Your objective :: Say whether each statement agrees with the birthday reflection, answering yes or no and quoting the words of the text that decide it. (a) The writer thought as a child that growing up would reveal everything needed in life, and still holds that view. (b) The writer has fully learned to accept help when it is offered. (c) The writer says falling is necessary in order to learn how to stand.

Document extract ::
##############################
Tomorrow I celebrate the turning of yet another page in the story of me. When I awake, my first thoughts of the new day will be the opening lines of my 44th chapter.

Birthdays always seem to be a good time for reflection, I tend to think of all the joys, sorrows, triumphs, and tribulations that filled the last 365 days of my life. Today, I find myself pondering the many things I’ve learned throughout my life thus far.

I’ve learned life is an ongoing process of discovery. Knowledge and exploration of all things emotional, spiritual, and intellectual transform the playground of youth. When I was a little girl, I thought once you reached whatever age it was you became a grown-up, everything you needed to know in life would somehow be revealed. What I learned, was you never reach some magical age when you know all there is to know. If anything, you need to know more and more as the years pass by.

I’ve learned each day is filled with challenges and twists and turns, I’ve learned there is no easy way to navigate through the labyrinth of life. Through trial and error we find new truths, we gain wisdom through experience, in turn we continue to grow and evolve into the person we will be when tomorrow comes.

I’ve learned it’s okay to make mistakes as long as we find the lesson in each one. I’ve learned it’s okay to fall as long as we pull ourselves back up, as a matter of fact; I realized we need to fall in order to learn how to stand.

There was a time in my life I thought I could do it all on my own, I thought I was supposed to. I’ve since learned it’s okay to ask for help. I now know there isn’t one among us who can live a full life without the aid and support of those around them. I must admit I still struggle at times, I’ve not yet learned to ask for help often enough, I’ve not yet learned how to fully accept it when it’s offered. Sometimes the learning process is long; perhaps this is why God gave us an entire lifetime to study.

I’ve learned to listen and to learn from listening. I’ve learned strength can be gentle. I’ve figured out being strong doesn’t mean putting up a wall, while it may keep the unwanted out at times, it isn’t impenetrable and too often it keeps out the good we need to keep our hearts from breaking. I’ve learned love is real and wonderful and deserving of both giving and receiving. Love is something you give and accept without condition.
##############################
Provided data ::
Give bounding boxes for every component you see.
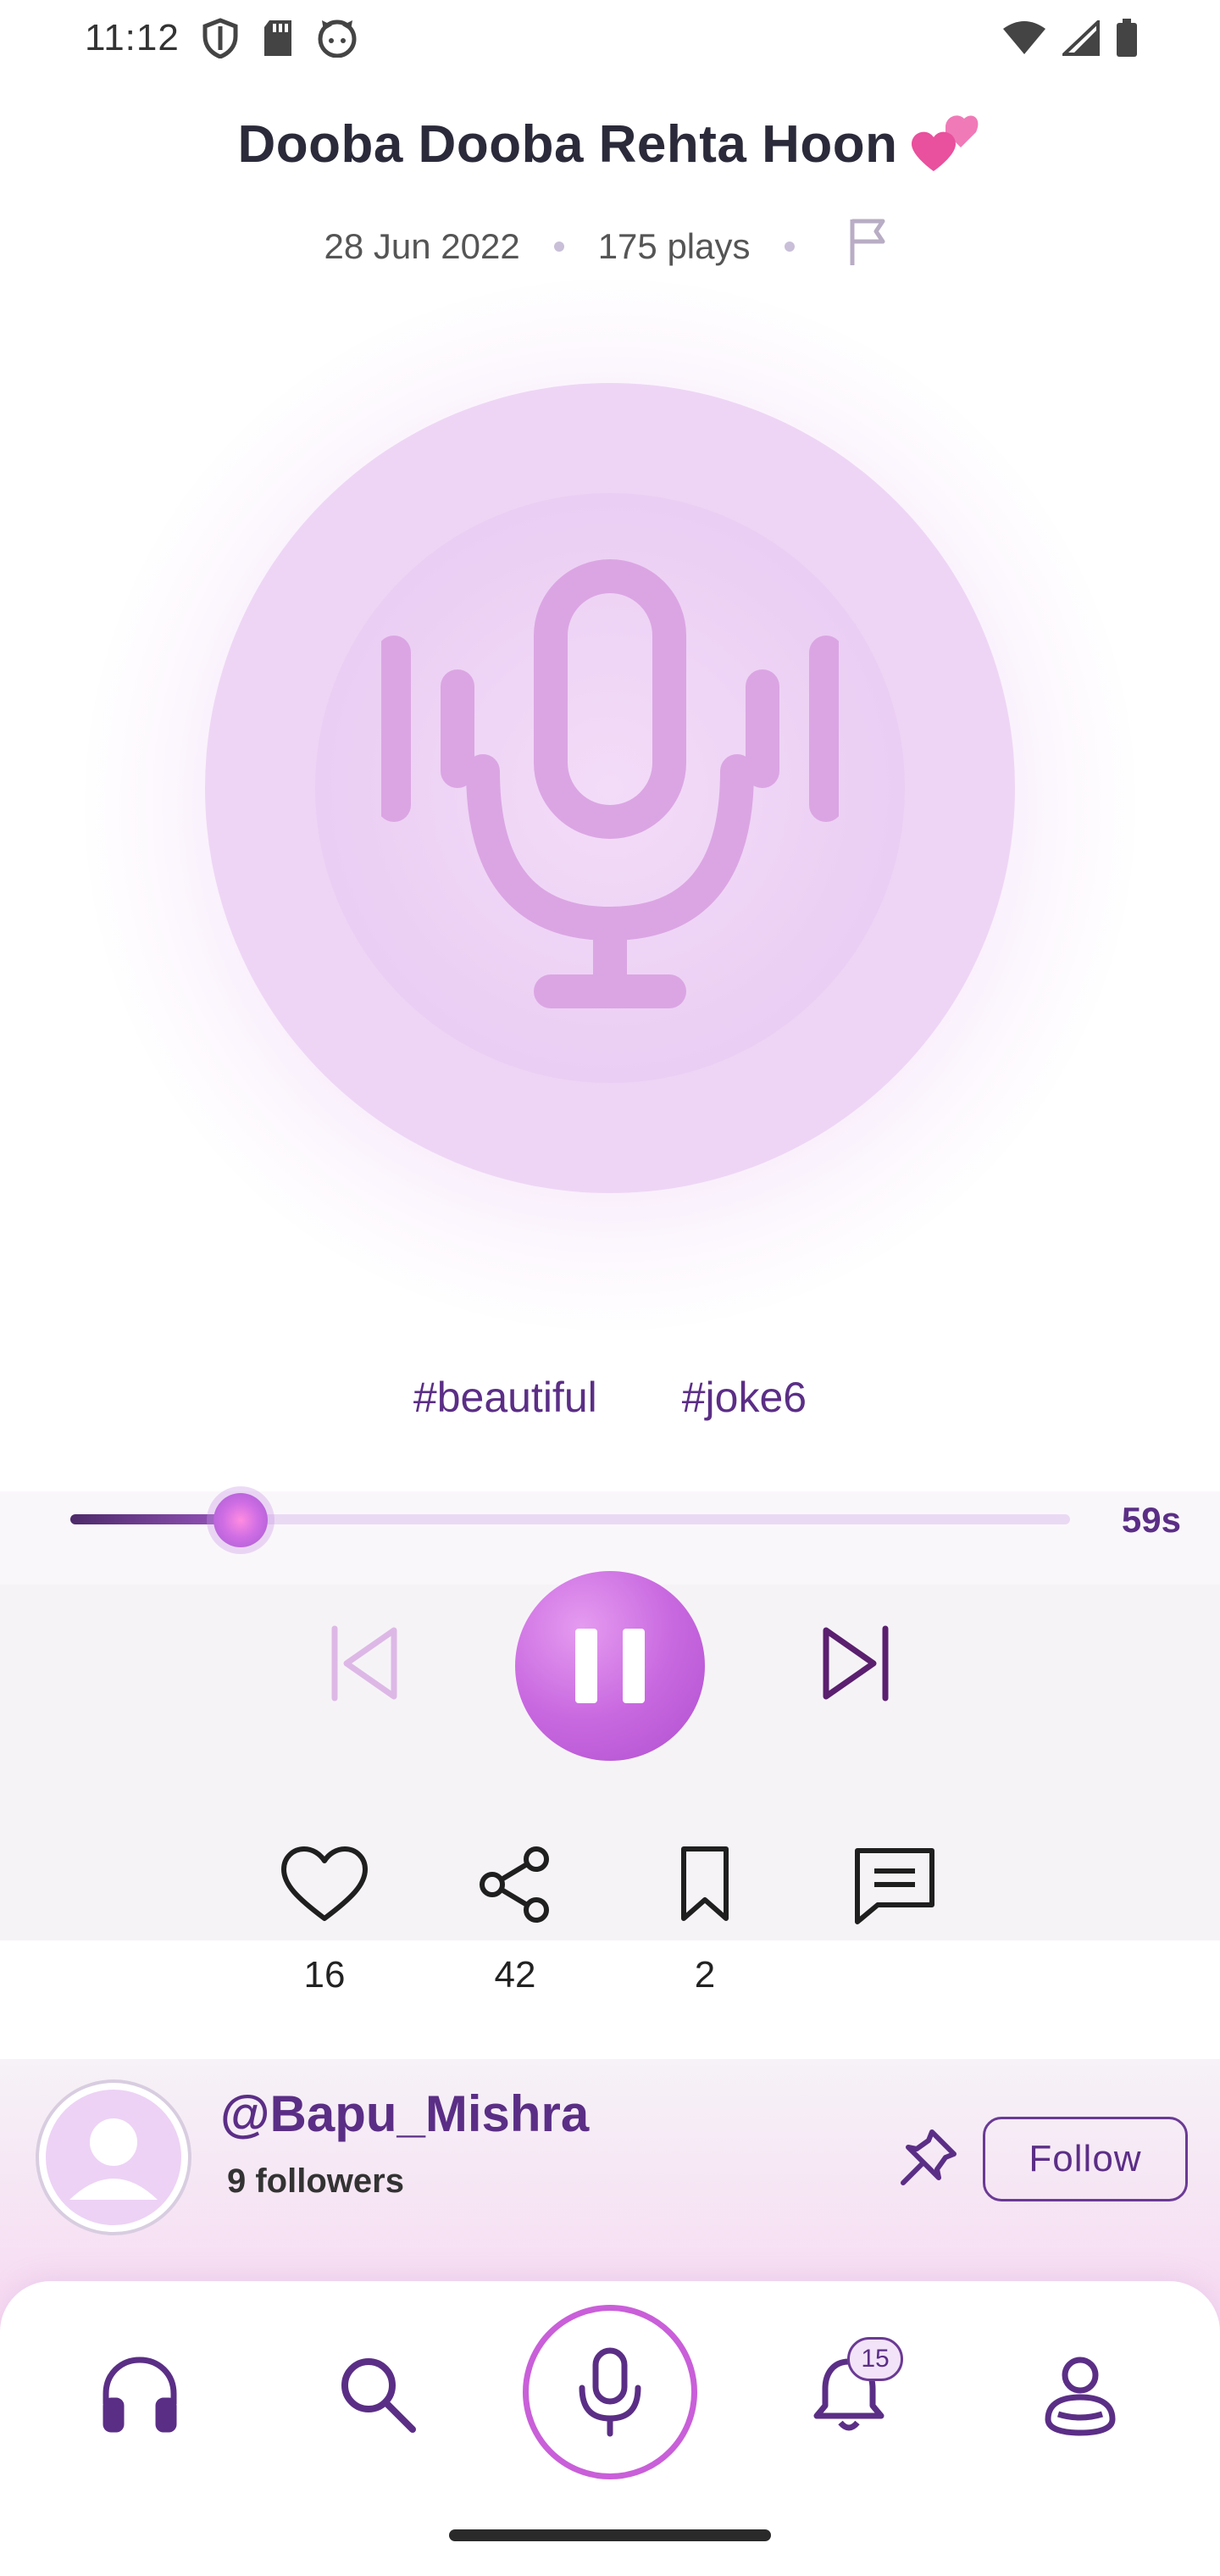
##############################
Task output ::
(a) No: "What I learned, was you never reach some magical age when you know all there is to know."
(b) No: "I’ve not yet learned how to fully accept it when it’s offered."
(c) Yes: "we need to fall in order to learn how to stand."